What is being asked. State the number of lines in these records holding "safety". Say nothing more.

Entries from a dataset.
-------------------------
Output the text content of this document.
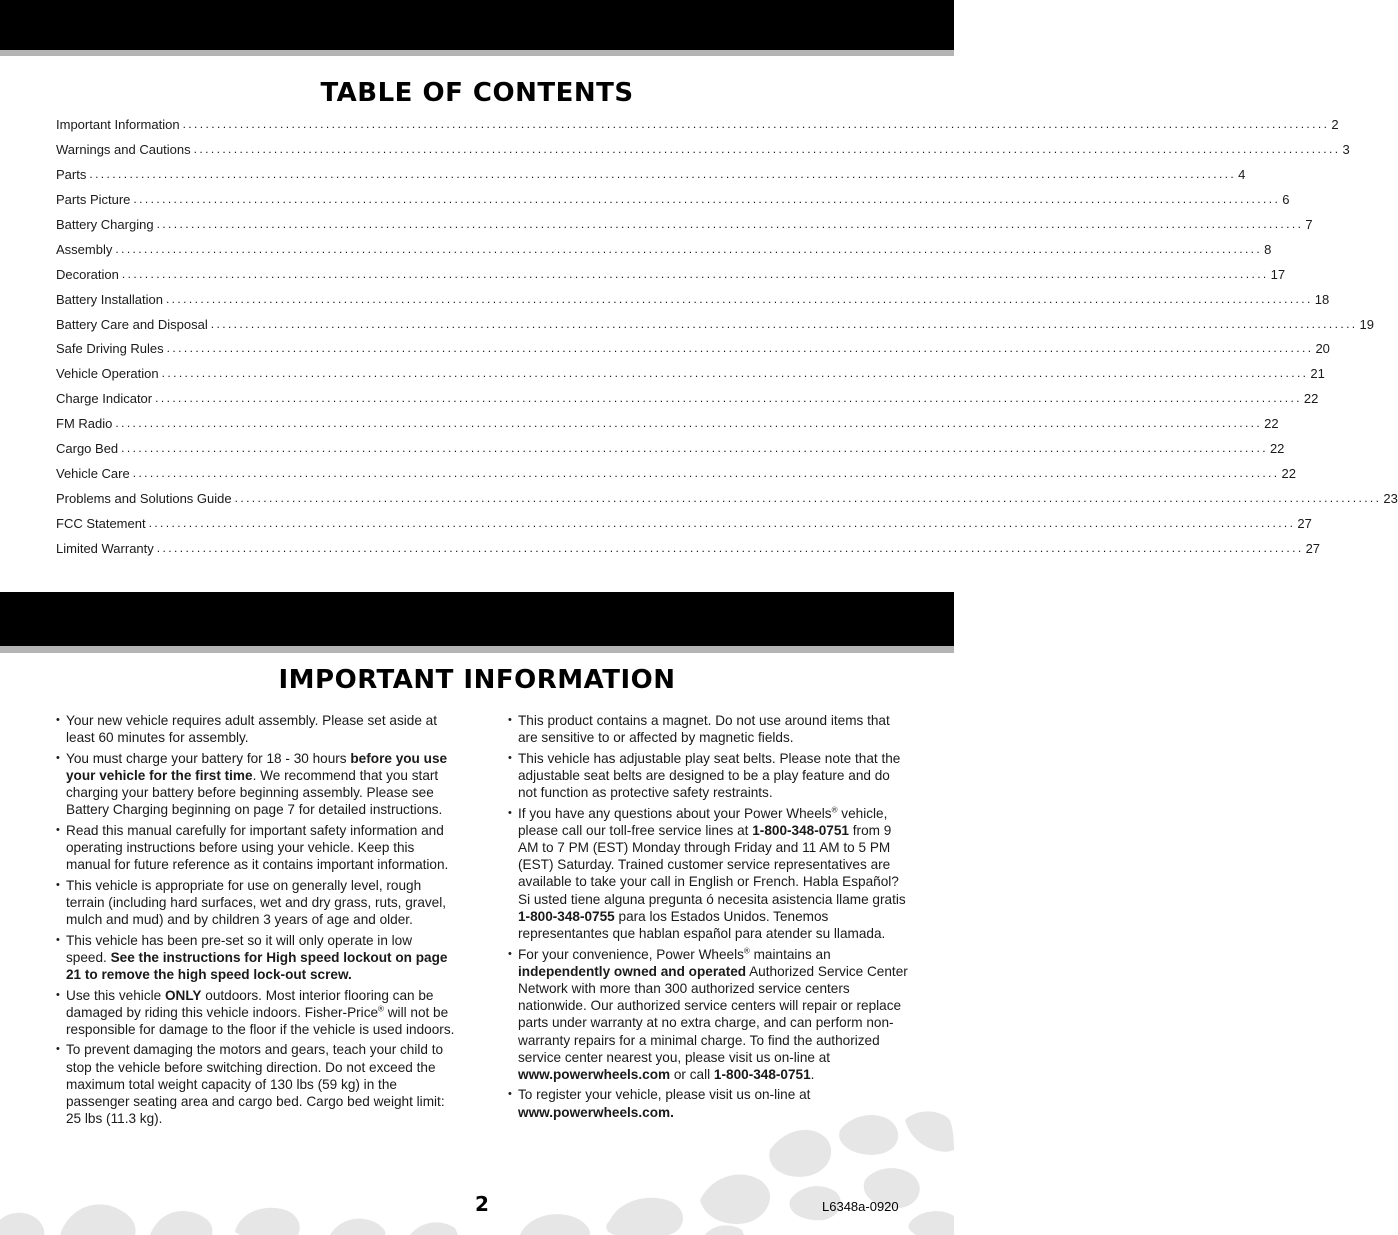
TABLE OF CONTENTS
Important Information ........................................................................................................................................................................................................ 2
Warnings and Cautions ........................................................................................................................................................................................................ 3
Parts ........................................................................................................................................................................................................ 4
Parts Picture ........................................................................................................................................................................................................ 6
Battery Charging ........................................................................................................................................................................................................ 7
Assembly ........................................................................................................................................................................................................ 8
Decoration ........................................................................................................................................................................................................ 17
Battery Installation ........................................................................................................................................................................................................ 18
Battery Care and Disposal ........................................................................................................................................................................................................ 19
Safe Driving Rules ........................................................................................................................................................................................................ 20
Vehicle Operation ........................................................................................................................................................................................................ 21
Charge Indicator ........................................................................................................................................................................................................ 22
FM Radio ........................................................................................................................................................................................................ 22
Cargo Bed ........................................................................................................................................................................................................ 22
Vehicle Care ........................................................................................................................................................................................................ 22
Problems and Solutions Guide ........................................................................................................................................................................................................ 23
FCC Statement ........................................................................................................................................................................................................ 27
Limited Warranty ........................................................................................................................................................................................................ 27
IMPORTANT INFORMATION
• Your new vehicle requires adult assembly. Please set aside at least 60 minutes for assembly.
• You must charge your battery for 18 - 30 hours before you use your vehicle for the first time. We recommend that you start charging your battery before beginning assembly. Please see Battery Charging beginning on page 7 for detailed instructions.
• Read this manual carefully for important safety information and operating instructions before using your vehicle. Keep this manual for future reference as it contains important information.
• This vehicle is appropriate for use on generally level, rough terrain (including hard surfaces, wet and dry grass, ruts, gravel, mulch and mud) and by children 3 years of age and older.
• This vehicle has been pre-set so it will only operate in low speed. See the instructions for High speed lockout on page 21 to remove the high speed lock-out screw.
• Use this vehicle ONLY outdoors. Most interior flooring can be damaged by riding this vehicle indoors. Fisher-Price® will not be responsible for damage to the floor if the vehicle is used indoors.
• To prevent damaging the motors and gears, teach your child to stop the vehicle before switching direction. Do not exceed the maximum total weight capacity of 130 lbs (59 kg) in the passenger seating area and cargo bed. Cargo bed weight limit: 25 lbs (11.3 kg).
• This product contains a magnet. Do not use around items that are sensitive to or affected by magnetic fields.
• This vehicle has adjustable play seat belts. Please note that the adjustable seat belts are designed to be a play feature and do not function as protective safety restraints.
• If you have any questions about your Power Wheels® vehicle, please call our toll-free service lines at 1-800-348-0751 from 9 AM to 7 PM (EST) Monday through Friday and 11 AM to 5 PM (EST) Saturday. Trained customer service representatives are available to take your call in English or French. Habla Español? Si usted tiene alguna pregunta ó necesita asistencia llame gratis 1-800-348-0755 para los Estados Unidos. Tenemos representantes que hablan español para atender su llamada.
• For your convenience, Power Wheels® maintains an independently owned and operated Authorized Service Center Network with more than 300 authorized service centers nationwide. Our authorized service centers will repair or replace parts under warranty at no extra charge, and can perform non-warranty repairs for a minimal charge. To find the authorized service center nearest you, please visit us on-line at www.powerwheels.com or call 1-800-348-0751.
• To register your vehicle, please visit us on-line at www.powerwheels.com.
2	L6348a-0920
-------------------------
Result of this exercise. 2